Karen: Bagging the Beats at Midnight: Confessions of a New York Bookstore Clerk

TNBT: Where did the idea come from for your book?

Karen: I was in library school a few years ago, and the students around me were arguing that printed books were a thing of the past. Someone said that a PDF or a blog was the same as a book: Just "an information container." Others loved to say that video games and DVDs and books were the same thing, just equivalent forms of “content delivery.” These students were in the majority, and the book lovers among us were looked on as being an outdated generation, people who hadn't gotten the memo, and a hindrance to progress. But I knew that books and book culture had, at times, contained my whole life, and never more so than during the years I worked at St. Mark's Bookshop (1997-2005). I decided to write an account of these years, telling the stories of books and bookstore life and the people with whom I shared books.

TNBT: What genre does your book fall under?

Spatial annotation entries
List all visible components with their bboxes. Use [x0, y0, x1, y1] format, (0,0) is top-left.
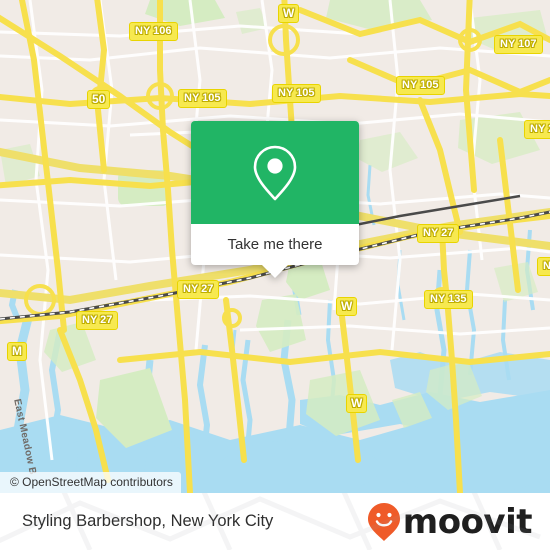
- map-pin-icon: [253, 145, 297, 200]
- popup-action-area[interactable]: Take me there: [191, 224, 359, 278]
- road-shield-ny27-west: NY 27: [76, 311, 119, 330]
- road-shield-ny107: NY 107: [494, 35, 543, 54]
- map-screenshot: NY 106 W NY 107 50 NY 105 NY 105 NY 105 …: [0, 0, 550, 550]
- road-shield-w-south: W: [346, 394, 368, 413]
- moovit-wordmark: moovit: [402, 501, 533, 542]
- road-shield-ny27-center: NY 27: [177, 280, 220, 299]
- road-shield-ny27-east: NY 27: [417, 224, 460, 243]
- road-shield-ny135: NY 135: [424, 290, 473, 309]
- road-shield-w-north: W: [278, 4, 300, 23]
- page-title: Styling Barbershop, New York City: [22, 512, 274, 530]
- road-shield-ny2-clipped: NY 2: [524, 120, 550, 139]
- road-shield-50: 50: [87, 90, 111, 109]
- road-shield-m: M: [7, 342, 27, 361]
- popup-icon-area: [191, 121, 359, 224]
- map-canvas[interactable]: NY 106 W NY 107 50 NY 105 NY 105 NY 105 …: [0, 0, 550, 493]
- road-shield-ny105-center: NY 105: [272, 84, 321, 103]
- popup-pointer-tail: [261, 264, 289, 278]
- take-me-there-label: Take me there: [227, 236, 323, 253]
- road-shield-ny105-west: NY 105: [178, 89, 227, 108]
- moovit-brand: moovit: [367, 501, 533, 542]
- moovit-smiley-pin-icon: [367, 502, 400, 541]
- location-popup-card[interactable]: Take me there: [191, 121, 359, 278]
- road-shield-ny105-east: NY 105: [396, 76, 445, 95]
- footer-bar: Styling Barbershop, New York City moovit: [0, 493, 550, 550]
- map-attribution[interactable]: © OpenStreetMap contributors: [0, 472, 181, 493]
- road-shield-w-mid: W: [336, 297, 358, 316]
- road-shield-ny1-clipped: NY 1: [537, 257, 550, 276]
- road-shield-ny106: NY 106: [129, 22, 178, 41]
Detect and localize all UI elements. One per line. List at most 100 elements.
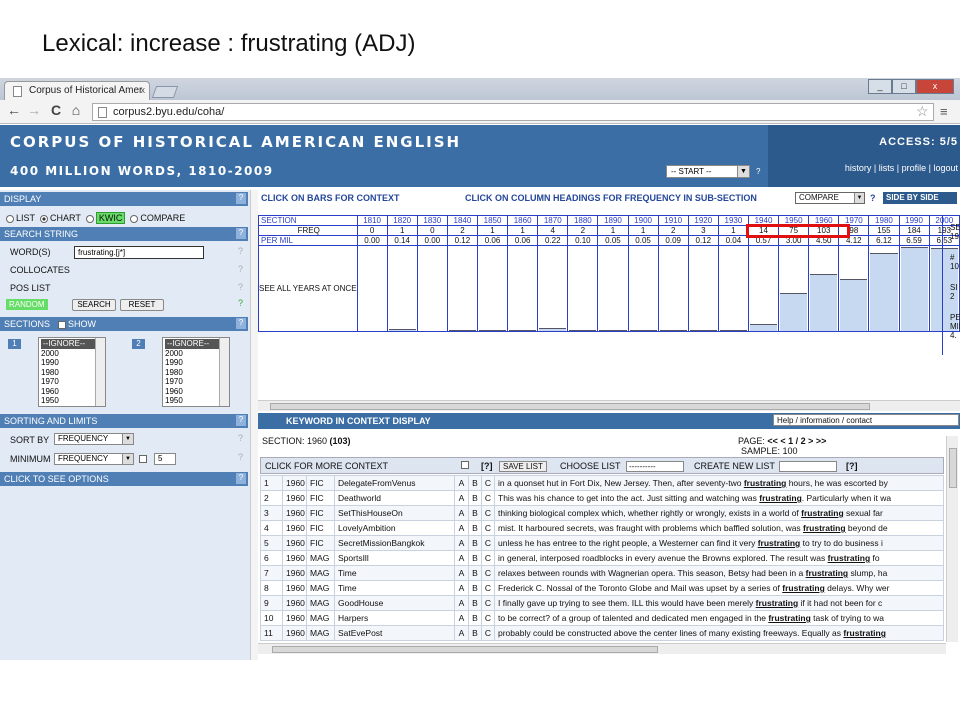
context-c-link[interactable]: C: [481, 565, 495, 581]
bar-1870[interactable]: [539, 328, 567, 331]
section-heading-1910[interactable]: 1910: [657, 215, 689, 226]
help-mark[interactable]: ?: [870, 193, 876, 203]
collocates-label[interactable]: COLLOCATES: [10, 265, 70, 275]
start-select[interactable]: -- START -- ▼: [666, 165, 750, 178]
bar-cell[interactable]: [717, 245, 749, 332]
context-b-link[interactable]: B: [468, 490, 482, 506]
context-b-link[interactable]: B: [468, 610, 482, 626]
context-c-link[interactable]: C: [481, 505, 495, 521]
section-2-list[interactable]: --IGNORE-- 2000 1990 1980 1970 1960 1950: [162, 337, 230, 407]
help-mark[interactable]: [?]: [481, 461, 493, 471]
bar-1840[interactable]: [448, 329, 476, 331]
help-icon[interactable]: ?: [238, 264, 243, 274]
help-icon[interactable]: ?: [236, 415, 246, 426]
chart-horizontal-scrollbar[interactable]: [258, 400, 960, 411]
bar-cell[interactable]: [838, 245, 870, 332]
source-link[interactable]: LovelyAmbition: [334, 520, 455, 536]
help-icon[interactable]: ?: [238, 246, 243, 256]
logout-link[interactable]: logout: [933, 163, 958, 173]
bar-cell[interactable]: [476, 245, 509, 332]
help-mark[interactable]: [?]: [846, 461, 858, 471]
close-tab-icon[interactable]: x: [141, 85, 146, 95]
bookmark-star-icon[interactable]: ☆: [916, 103, 929, 120]
source-link[interactable]: Time: [334, 565, 455, 581]
context-b-link[interactable]: B: [468, 580, 482, 596]
kwic-vertical-scrollbar[interactable]: [946, 436, 958, 642]
keyword[interactable]: frustrating: [768, 613, 811, 623]
bar-cell[interactable]: [386, 245, 418, 332]
radio-kwic[interactable]: [85, 214, 94, 223]
source-link[interactable]: SatEvePost: [334, 625, 455, 641]
bar-cell[interactable]: [898, 245, 930, 332]
context-a-link[interactable]: A: [454, 580, 469, 596]
minimum-checkbox[interactable]: [139, 453, 147, 463]
kwic-horizontal-scrollbar[interactable]: [258, 643, 946, 654]
new-tab-button[interactable]: [151, 86, 179, 98]
home-icon[interactable]: ⌂: [68, 102, 84, 118]
context-c-link[interactable]: C: [481, 595, 495, 611]
source-link[interactable]: SportsIll: [334, 550, 455, 566]
list-scrollbar[interactable]: [219, 338, 229, 406]
side-by-side-select[interactable]: SIDE BY SIDE: [883, 192, 957, 204]
options-bar[interactable]: CLICK TO SEE OPTIONS?: [0, 472, 248, 486]
context-c-link[interactable]: C: [481, 475, 495, 491]
keyword[interactable]: frustrating: [843, 628, 886, 638]
bar-cell[interactable]: [627, 245, 659, 332]
context-a-link[interactable]: A: [454, 505, 469, 521]
browser-tab[interactable]: Corpus of Historical Amer x: [4, 81, 150, 100]
section-heading-1920[interactable]: 1920: [687, 215, 719, 226]
context-b-link[interactable]: B: [468, 475, 482, 491]
kwic-row[interactable]: 1 1960 FIC DelegateFromVenus A B Cin a quonset…: [260, 475, 944, 491]
context-a-link[interactable]: A: [454, 550, 469, 566]
keyword[interactable]: frustrating: [759, 493, 802, 503]
context-c-link[interactable]: C: [481, 580, 495, 596]
keyword[interactable]: frustrating: [803, 523, 846, 533]
bar-1980[interactable]: [870, 253, 898, 331]
bar-1950[interactable]: [780, 292, 808, 331]
reload-icon[interactable]: C: [48, 102, 64, 118]
help-icon[interactable]: ?: [236, 228, 246, 239]
context-a-link[interactable]: A: [454, 565, 469, 581]
scroll-thumb[interactable]: [272, 646, 658, 653]
reset-button[interactable]: RESET: [120, 299, 164, 311]
context-c-link[interactable]: C: [481, 535, 495, 551]
bar-1960[interactable]: [810, 273, 838, 331]
search-button[interactable]: SEARCH: [72, 299, 116, 311]
bar-cell[interactable]: [537, 245, 569, 332]
kwic-row[interactable]: 5 1960 FIC SecretMissionBangkok A B Cunless he…: [260, 535, 944, 551]
scroll-thumb[interactable]: [270, 403, 870, 410]
save-list-button[interactable]: SAVE LIST: [499, 461, 547, 472]
help-icon[interactable]: ?: [238, 282, 243, 292]
bar-1990[interactable]: [900, 247, 928, 331]
source-link[interactable]: Time: [334, 580, 455, 596]
kwic-row[interactable]: 2 1960 FIC Deathworld A B C This was his chance…: [260, 490, 944, 506]
bar-1900[interactable]: [629, 330, 657, 331]
context-b-link[interactable]: B: [468, 535, 482, 551]
kwic-row[interactable]: 4 1960 FIC LovelyAmbition A B Cmist. It harbou…: [260, 520, 944, 536]
keyword[interactable]: frustrating: [744, 478, 787, 488]
keyword[interactable]: frustrating: [756, 598, 799, 608]
bar-1860[interactable]: [509, 330, 537, 331]
bar-cell[interactable]: [808, 245, 840, 332]
context-b-link[interactable]: B: [468, 625, 482, 641]
keyword[interactable]: frustrating: [828, 553, 871, 563]
context-a-link[interactable]: A: [454, 595, 469, 611]
section-heading-1930[interactable]: 1930: [717, 215, 749, 226]
history-link[interactable]: history: [845, 163, 872, 173]
section-heading-1900[interactable]: 1900: [627, 215, 659, 226]
bar-cell[interactable]: [778, 245, 810, 332]
kwic-row[interactable]: 11 1960 MAG SatEvePost A B Cprobably could be …: [260, 625, 944, 641]
section-heading-1850[interactable]: 1850: [476, 215, 509, 226]
close-window-button[interactable]: x: [916, 79, 954, 94]
bar-1890[interactable]: [599, 330, 627, 331]
radio-compare[interactable]: [130, 214, 139, 223]
bar-1970[interactable]: [840, 278, 868, 331]
section-heading-1990[interactable]: 1990: [898, 215, 930, 226]
bar-1910[interactable]: [659, 329, 687, 331]
kwic-row[interactable]: 9 1960 MAG GoodHouse A B C I finally gave up tr…: [260, 595, 944, 611]
keyword[interactable]: frustrating: [801, 508, 844, 518]
context-a-link[interactable]: A: [454, 610, 469, 626]
help-mark[interactable]: ?: [756, 167, 760, 176]
section-1-list[interactable]: --IGNORE-- 2000 1990 1980 1970 1960 1950: [38, 337, 106, 407]
page-nav[interactable]: << < 1 / 2 > >>: [767, 436, 826, 446]
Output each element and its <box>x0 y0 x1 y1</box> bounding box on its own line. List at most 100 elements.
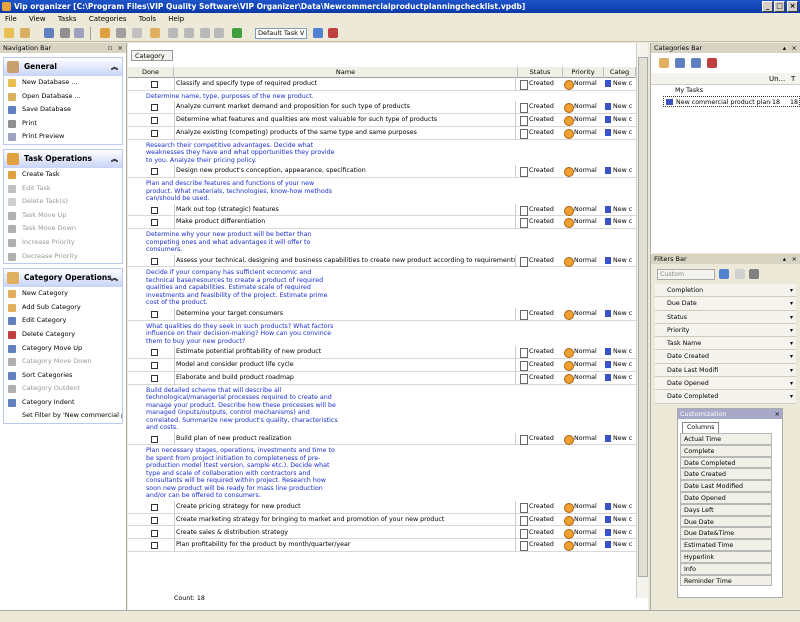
nav-category-outdent[interactable]: Category Outdent <box>4 382 122 396</box>
close-icon[interactable]: × <box>792 43 797 53</box>
category-group-tab[interactable]: Category <box>131 50 173 61</box>
done-checkbox[interactable] <box>151 117 158 125</box>
column-option[interactable]: Complete <box>680 444 772 457</box>
nav-category-move-up[interactable]: Category Move Up <box>4 342 122 356</box>
dropdown-icon[interactable]: ▾ <box>790 364 793 377</box>
category-new-commercial[interactable]: New commercial product plann 18 18 <box>663 96 800 107</box>
done-checkbox[interactable] <box>151 542 158 550</box>
column-option[interactable]: Due Date <box>680 515 772 528</box>
category-my-tasks[interactable]: My Tasks <box>651 85 800 96</box>
close-icon[interactable]: × <box>792 254 797 264</box>
dropdown-icon[interactable]: ▾ <box>790 390 793 403</box>
dropdown-icon[interactable]: ▾ <box>790 284 793 297</box>
menu-help[interactable]: Help <box>163 13 189 25</box>
column-option[interactable]: Actual Time <box>680 433 772 445</box>
table-row[interactable]: Design new product's conception, appeara… <box>128 165 636 178</box>
done-checkbox[interactable] <box>151 435 158 443</box>
dropdown-icon[interactable]: ▾ <box>790 337 793 350</box>
scroll-thumb[interactable] <box>638 57 648 577</box>
pin-icon[interactable]: ▴ <box>783 254 786 264</box>
table-row[interactable]: Create pricing strategy for new product C… <box>128 500 636 514</box>
col-priority[interactable]: Priority <box>563 67 604 78</box>
dropdown-icon[interactable]: ▾ <box>790 324 793 337</box>
table-row[interactable]: Estimate potential profitability of new … <box>128 346 636 359</box>
filter-row[interactable]: Status ▾ <box>655 310 796 324</box>
edit-category-icon[interactable] <box>691 58 701 68</box>
table-row[interactable]: Make product differentiation Created Norma… <box>128 216 636 230</box>
save-icon[interactable] <box>44 28 54 38</box>
done-checkbox[interactable] <box>151 362 158 369</box>
open-icon[interactable] <box>20 28 30 38</box>
nav-task-move-up[interactable]: Task Move Up <box>4 209 122 223</box>
table-row[interactable]: Assess your technical, designing and bus… <box>128 254 636 268</box>
maximize-button[interactable]: □ <box>774 1 785 12</box>
table-row[interactable]: Elaborate and build product roadmap Creat… <box>128 371 636 385</box>
menu-categories[interactable]: Categories <box>84 13 132 25</box>
nav-edit-category[interactable]: Edit Category <box>4 314 122 328</box>
new-category-icon[interactable] <box>659 58 669 68</box>
clear-filter-icon[interactable] <box>749 269 759 279</box>
filter-row[interactable]: Task Name ▾ <box>655 337 796 351</box>
print-icon[interactable] <box>60 28 70 38</box>
col-category[interactable]: Categ <box>604 67 636 78</box>
close-icon[interactable]: × <box>775 409 780 419</box>
column-option[interactable]: Info <box>680 562 772 575</box>
table-row[interactable]: Determine what features and qualities ar… <box>128 114 636 127</box>
done-checkbox[interactable] <box>151 129 158 137</box>
move-up-icon[interactable] <box>168 28 178 38</box>
col-status[interactable]: Status <box>518 67 563 78</box>
done-checkbox[interactable] <box>151 104 158 112</box>
nav-decrease-priority[interactable]: Decrease Priority <box>4 250 122 264</box>
nav-sort-categories[interactable]: Sort Categories <box>4 369 122 383</box>
nav-print[interactable]: Print <box>4 117 122 131</box>
table-row[interactable]: Create sales & distribution strategy Crea… <box>128 526 636 540</box>
column-option[interactable]: Reminder Time <box>680 574 772 587</box>
filter-row[interactable]: Date Last Modifi ▾ <box>655 363 796 378</box>
category-ops-header[interactable]: Category Operations ︽ <box>4 269 122 288</box>
nav-delete-task[interactable]: Delete Task(s) <box>4 195 122 209</box>
filter-row[interactable]: Completion ▾ <box>655 284 796 298</box>
category-icon[interactable] <box>150 28 160 38</box>
nav-save-database[interactable]: Save Database <box>4 103 122 117</box>
create-task-icon[interactable] <box>100 28 110 38</box>
pin-icon[interactable]: ▫ <box>108 43 112 53</box>
nav-print-preview[interactable]: Print Preview <box>4 130 122 144</box>
column-option[interactable]: Days Left <box>680 503 772 516</box>
apply-filter-icon[interactable] <box>719 269 729 279</box>
menu-view[interactable]: View <box>24 13 51 25</box>
column-option[interactable]: Estimated Time <box>680 539 772 551</box>
decrease-priority-icon[interactable] <box>214 28 224 38</box>
filter-row[interactable]: Priority ▾ <box>655 323 796 338</box>
nav-add-sub-category[interactable]: Add Sub Category <box>4 301 122 315</box>
done-checkbox[interactable] <box>151 349 158 357</box>
table-row[interactable]: Determine your target consumers Created No… <box>128 307 636 321</box>
nav-category-indent[interactable]: Category Indent <box>4 396 122 410</box>
nav-delete-category[interactable]: Delete Category <box>4 328 122 342</box>
column-option[interactable]: Date Completed <box>680 456 772 469</box>
column-option[interactable]: Date Last Modified <box>680 480 772 492</box>
filter-combo[interactable]: Custom <box>657 269 715 280</box>
table-row[interactable]: Model and consider product life cycle Cre… <box>128 359 636 372</box>
increase-priority-icon[interactable] <box>200 28 210 38</box>
clear-filter-icon[interactable] <box>328 28 338 38</box>
nav-new-category[interactable]: New Category <box>4 287 122 301</box>
column-option[interactable]: Date Created <box>680 468 772 481</box>
menu-tools[interactable]: Tools <box>134 13 161 25</box>
filter-combo[interactable]: Default Task V <box>255 28 307 39</box>
collapse-icon[interactable]: ︽ <box>111 150 118 168</box>
col-name[interactable]: Name <box>174 67 518 78</box>
dropdown-icon[interactable]: ▾ <box>790 350 793 363</box>
nav-create-task[interactable]: Create Task <box>4 168 122 182</box>
eraser-icon[interactable] <box>735 269 745 279</box>
table-row[interactable]: Plan profitability for the product by mo… <box>128 539 636 553</box>
done-checkbox[interactable] <box>151 168 158 176</box>
close-button[interactable]: × <box>787 1 798 12</box>
add-sub-category-icon[interactable] <box>675 58 685 68</box>
nav-increase-priority[interactable]: Increase Priority <box>4 236 122 250</box>
table-row[interactable]: Analyze current market demand and propos… <box>128 101 636 115</box>
nav-category-move-down[interactable]: Category Move Down <box>4 355 122 369</box>
done-checkbox[interactable] <box>151 374 158 382</box>
pin-icon[interactable]: ▴ <box>783 43 786 53</box>
apply-filter-icon[interactable] <box>313 28 323 38</box>
col-uncompleted[interactable]: Un... <box>769 75 785 83</box>
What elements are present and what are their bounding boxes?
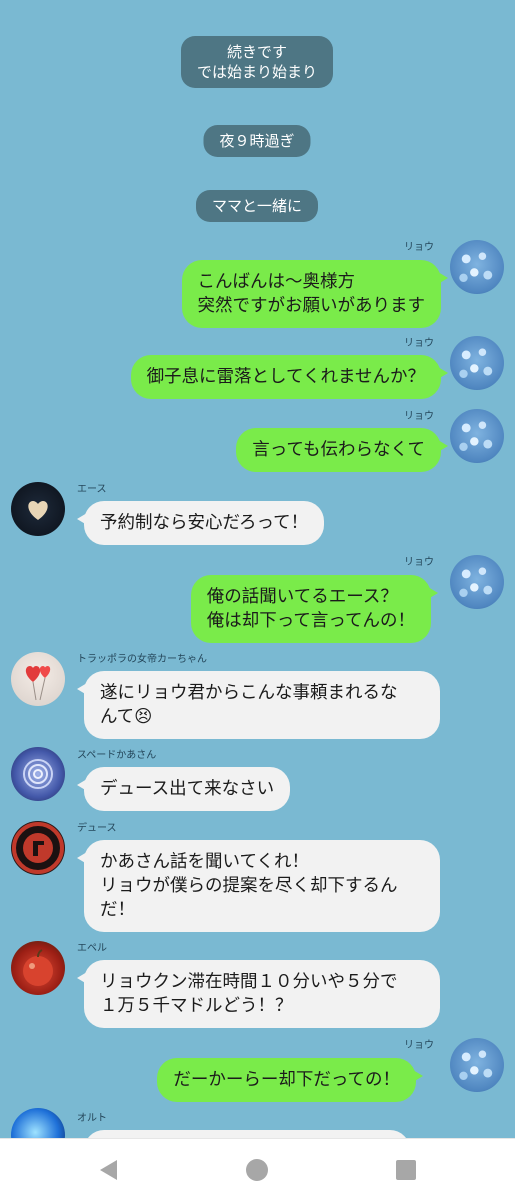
message-bubble[interactable]: 俺の話聞いてるエース？ 俺は却下って言ってんの！ xyxy=(190,575,439,643)
avatar[interactable] xyxy=(450,1038,504,1092)
avatar[interactable] xyxy=(11,747,65,801)
recents-button[interactable] xyxy=(393,1157,419,1187)
message-bubble[interactable]: 遂にリョウ君からこんな事頼まれるな んて😣 xyxy=(77,671,440,739)
avatar[interactable] xyxy=(450,240,504,294)
apple-icon xyxy=(23,949,53,986)
heart-balloon-icon xyxy=(25,666,51,701)
sender-name: エペル xyxy=(77,943,107,954)
chat-area[interactable]: 続きです では始まり始まり 夜９時過ぎ ママと一緒に リョウ こんばんは〜奥様方… xyxy=(0,0,515,1138)
message-bubble[interactable]: こんばんは〜奥様方 突然ですがお願いがあります xyxy=(181,260,448,328)
message-bubble[interactable] xyxy=(84,1130,410,1138)
spade-emblem-icon xyxy=(12,822,64,874)
back-button[interactable] xyxy=(96,1157,122,1187)
message-bubble[interactable]: かあさん話を聞いてくれ！ リョウが僕らの提案を尽く却下するん だ！ xyxy=(77,840,440,932)
sender-name: デュース xyxy=(77,823,117,834)
message-bubble[interactable]: 御子息に雷落としてくれませんか？ xyxy=(130,355,449,399)
message-bubble[interactable]: デュース出て来なさい xyxy=(76,767,291,811)
sender-name: スペードかあさん xyxy=(77,750,157,761)
avatar[interactable] xyxy=(11,821,65,875)
sender-name: リョウ xyxy=(404,242,434,253)
rose-icon xyxy=(23,759,53,789)
sender-name: リョウ xyxy=(404,338,434,349)
avatar[interactable] xyxy=(450,409,504,463)
message-bubble[interactable]: 予約制なら安心だろって！ xyxy=(76,501,325,545)
back-icon xyxy=(100,1160,117,1180)
message-bubble[interactable]: 言っても伝わらなくて xyxy=(236,428,448,472)
message-bubble[interactable]: だーかーらー却下だっての！ xyxy=(157,1058,423,1102)
sender-name: リョウ xyxy=(404,1040,434,1051)
home-button[interactable] xyxy=(244,1157,270,1187)
sender-name: オルト xyxy=(77,1113,107,1124)
system-message: 夜９時過ぎ xyxy=(203,125,311,157)
avatar[interactable] xyxy=(11,652,65,706)
message-bubble[interactable]: リョウクン滞在時間１０分いや５分で １万５千マドルどう！？ xyxy=(77,960,440,1028)
navigation-bar xyxy=(0,1138,515,1201)
system-message: ママと一緒に xyxy=(195,190,319,222)
avatar[interactable] xyxy=(450,555,504,609)
avatar[interactable] xyxy=(11,941,65,995)
sender-name: トラッポラの女帝カーちゃん xyxy=(77,654,207,665)
sender-name: リョウ xyxy=(404,557,434,568)
heart-icon xyxy=(28,501,48,520)
avatar[interactable] xyxy=(11,482,65,536)
recents-icon xyxy=(396,1160,416,1180)
system-message: 続きです では始まり始まり xyxy=(180,36,334,88)
sender-name: リョウ xyxy=(404,411,434,422)
avatar[interactable] xyxy=(450,336,504,390)
sender-name: エース xyxy=(77,484,107,495)
home-icon xyxy=(246,1159,268,1181)
avatar[interactable] xyxy=(11,1108,65,1138)
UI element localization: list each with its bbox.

Task details
In the interview, during which years did Karen work at St. Mark's Bookshop?

Solution to the problem
From 1997 to 2005.